▶ What you need to do
List each line in which the string "Respiration" appears.

▶ Data for processing
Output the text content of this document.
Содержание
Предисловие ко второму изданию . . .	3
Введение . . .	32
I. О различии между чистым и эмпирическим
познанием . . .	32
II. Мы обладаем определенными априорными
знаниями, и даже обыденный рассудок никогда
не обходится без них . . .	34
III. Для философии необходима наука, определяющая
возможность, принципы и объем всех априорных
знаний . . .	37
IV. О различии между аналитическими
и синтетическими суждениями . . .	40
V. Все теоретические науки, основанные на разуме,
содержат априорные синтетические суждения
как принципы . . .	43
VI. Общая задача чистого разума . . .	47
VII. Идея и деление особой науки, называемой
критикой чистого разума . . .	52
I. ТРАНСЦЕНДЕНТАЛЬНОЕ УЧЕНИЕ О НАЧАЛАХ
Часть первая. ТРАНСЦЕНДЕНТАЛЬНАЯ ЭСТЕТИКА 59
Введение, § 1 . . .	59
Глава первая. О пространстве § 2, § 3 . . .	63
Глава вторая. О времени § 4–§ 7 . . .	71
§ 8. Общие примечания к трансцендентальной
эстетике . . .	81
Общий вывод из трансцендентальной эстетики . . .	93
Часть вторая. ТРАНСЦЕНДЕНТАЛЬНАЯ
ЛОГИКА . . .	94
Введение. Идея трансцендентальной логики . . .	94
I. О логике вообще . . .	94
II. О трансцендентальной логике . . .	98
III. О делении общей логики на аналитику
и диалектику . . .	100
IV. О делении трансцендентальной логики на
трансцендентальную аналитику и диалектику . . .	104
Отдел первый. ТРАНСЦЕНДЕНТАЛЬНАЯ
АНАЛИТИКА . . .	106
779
...
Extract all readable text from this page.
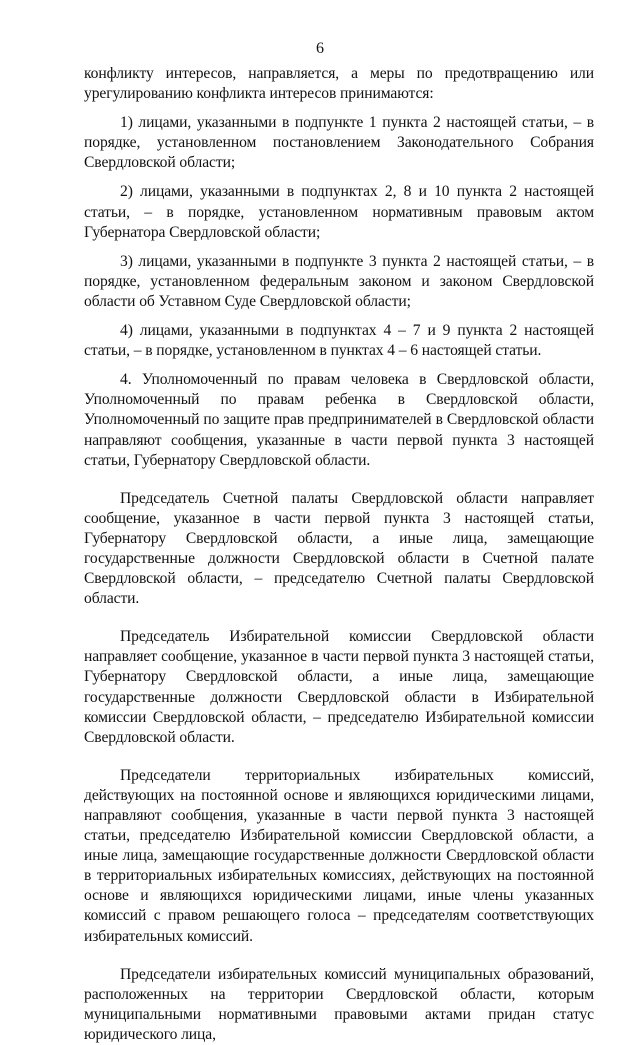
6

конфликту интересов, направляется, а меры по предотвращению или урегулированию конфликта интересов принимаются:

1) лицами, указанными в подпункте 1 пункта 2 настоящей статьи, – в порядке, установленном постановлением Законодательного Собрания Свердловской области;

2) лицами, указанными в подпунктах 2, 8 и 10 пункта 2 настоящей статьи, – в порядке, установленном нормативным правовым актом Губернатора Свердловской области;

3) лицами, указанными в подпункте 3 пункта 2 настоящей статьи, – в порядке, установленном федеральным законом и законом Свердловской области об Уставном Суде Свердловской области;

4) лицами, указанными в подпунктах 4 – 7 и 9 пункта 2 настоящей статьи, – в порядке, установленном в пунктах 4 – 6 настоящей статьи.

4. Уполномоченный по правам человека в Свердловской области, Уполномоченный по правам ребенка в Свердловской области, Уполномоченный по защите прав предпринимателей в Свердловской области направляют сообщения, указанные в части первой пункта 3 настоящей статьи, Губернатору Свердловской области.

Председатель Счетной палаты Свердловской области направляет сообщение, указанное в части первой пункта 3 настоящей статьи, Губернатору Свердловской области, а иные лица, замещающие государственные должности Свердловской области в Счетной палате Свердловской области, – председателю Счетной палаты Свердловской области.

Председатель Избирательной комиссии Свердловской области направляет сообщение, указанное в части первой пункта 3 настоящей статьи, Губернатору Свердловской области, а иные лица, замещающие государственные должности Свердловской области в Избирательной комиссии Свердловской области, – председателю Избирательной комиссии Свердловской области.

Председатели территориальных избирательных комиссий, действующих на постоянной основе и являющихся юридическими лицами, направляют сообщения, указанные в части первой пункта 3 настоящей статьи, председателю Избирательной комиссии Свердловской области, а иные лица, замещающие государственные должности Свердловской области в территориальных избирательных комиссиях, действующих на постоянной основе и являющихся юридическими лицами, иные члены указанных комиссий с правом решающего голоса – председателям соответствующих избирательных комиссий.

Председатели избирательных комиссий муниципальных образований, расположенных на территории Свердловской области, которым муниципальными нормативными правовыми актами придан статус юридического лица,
* * *
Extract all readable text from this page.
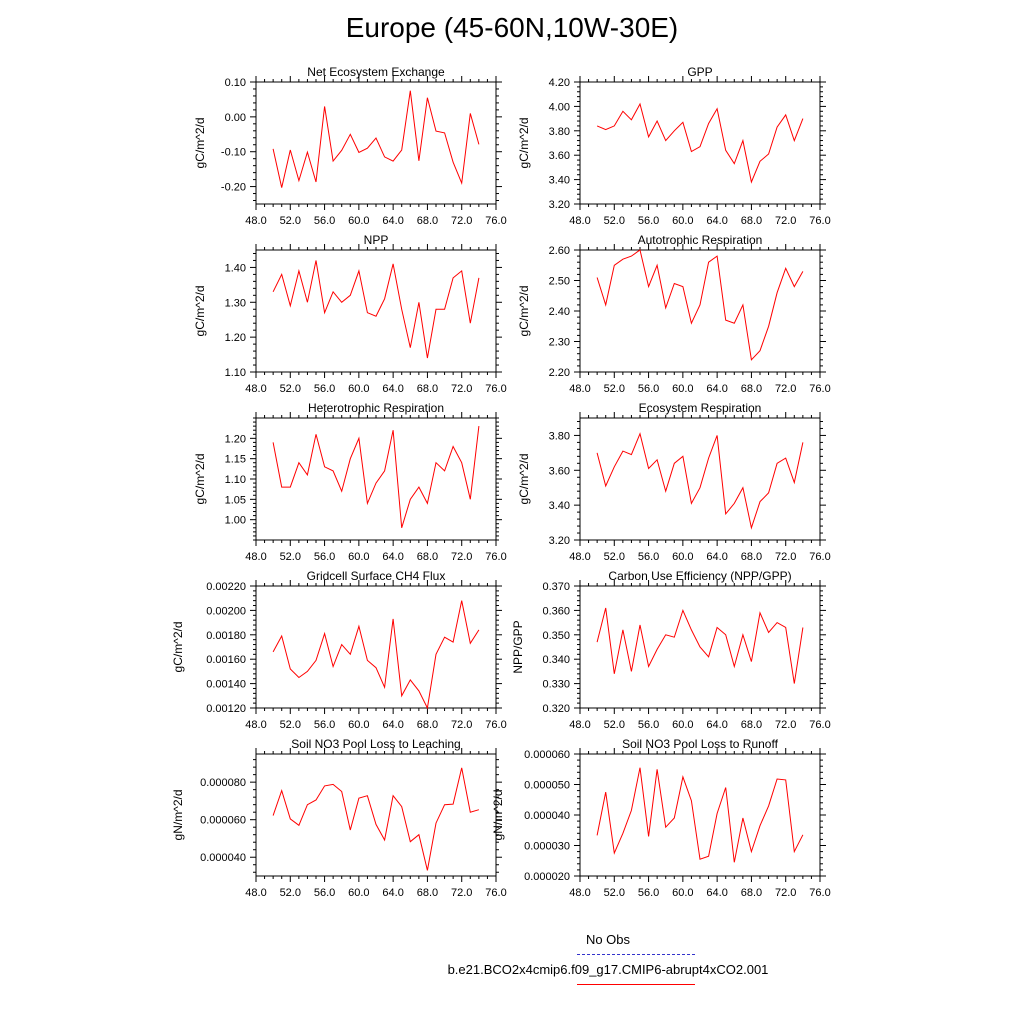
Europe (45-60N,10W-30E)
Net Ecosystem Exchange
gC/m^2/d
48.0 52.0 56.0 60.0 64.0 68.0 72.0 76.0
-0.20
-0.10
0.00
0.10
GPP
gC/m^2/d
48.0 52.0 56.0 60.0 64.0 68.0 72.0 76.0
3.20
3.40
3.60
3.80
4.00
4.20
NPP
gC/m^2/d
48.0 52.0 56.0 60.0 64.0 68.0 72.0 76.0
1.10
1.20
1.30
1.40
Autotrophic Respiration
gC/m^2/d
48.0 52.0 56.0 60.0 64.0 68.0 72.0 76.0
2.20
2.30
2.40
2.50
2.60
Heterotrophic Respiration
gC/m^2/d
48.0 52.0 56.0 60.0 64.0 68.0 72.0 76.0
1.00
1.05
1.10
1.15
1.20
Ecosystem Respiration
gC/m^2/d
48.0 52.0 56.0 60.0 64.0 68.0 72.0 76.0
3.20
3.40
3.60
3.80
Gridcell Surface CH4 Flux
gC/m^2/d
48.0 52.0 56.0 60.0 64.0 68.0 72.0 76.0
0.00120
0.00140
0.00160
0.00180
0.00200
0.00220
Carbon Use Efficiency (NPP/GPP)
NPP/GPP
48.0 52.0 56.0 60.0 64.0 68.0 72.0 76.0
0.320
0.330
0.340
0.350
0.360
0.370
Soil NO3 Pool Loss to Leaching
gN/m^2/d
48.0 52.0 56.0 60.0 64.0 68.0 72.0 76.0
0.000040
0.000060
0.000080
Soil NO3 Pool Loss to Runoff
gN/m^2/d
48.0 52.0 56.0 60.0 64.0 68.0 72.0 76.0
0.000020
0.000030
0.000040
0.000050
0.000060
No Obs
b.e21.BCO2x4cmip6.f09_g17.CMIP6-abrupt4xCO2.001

▶ Output for this task
Autotrophic Respiration
Heterotrophic Respiration
Ecosystem Respiration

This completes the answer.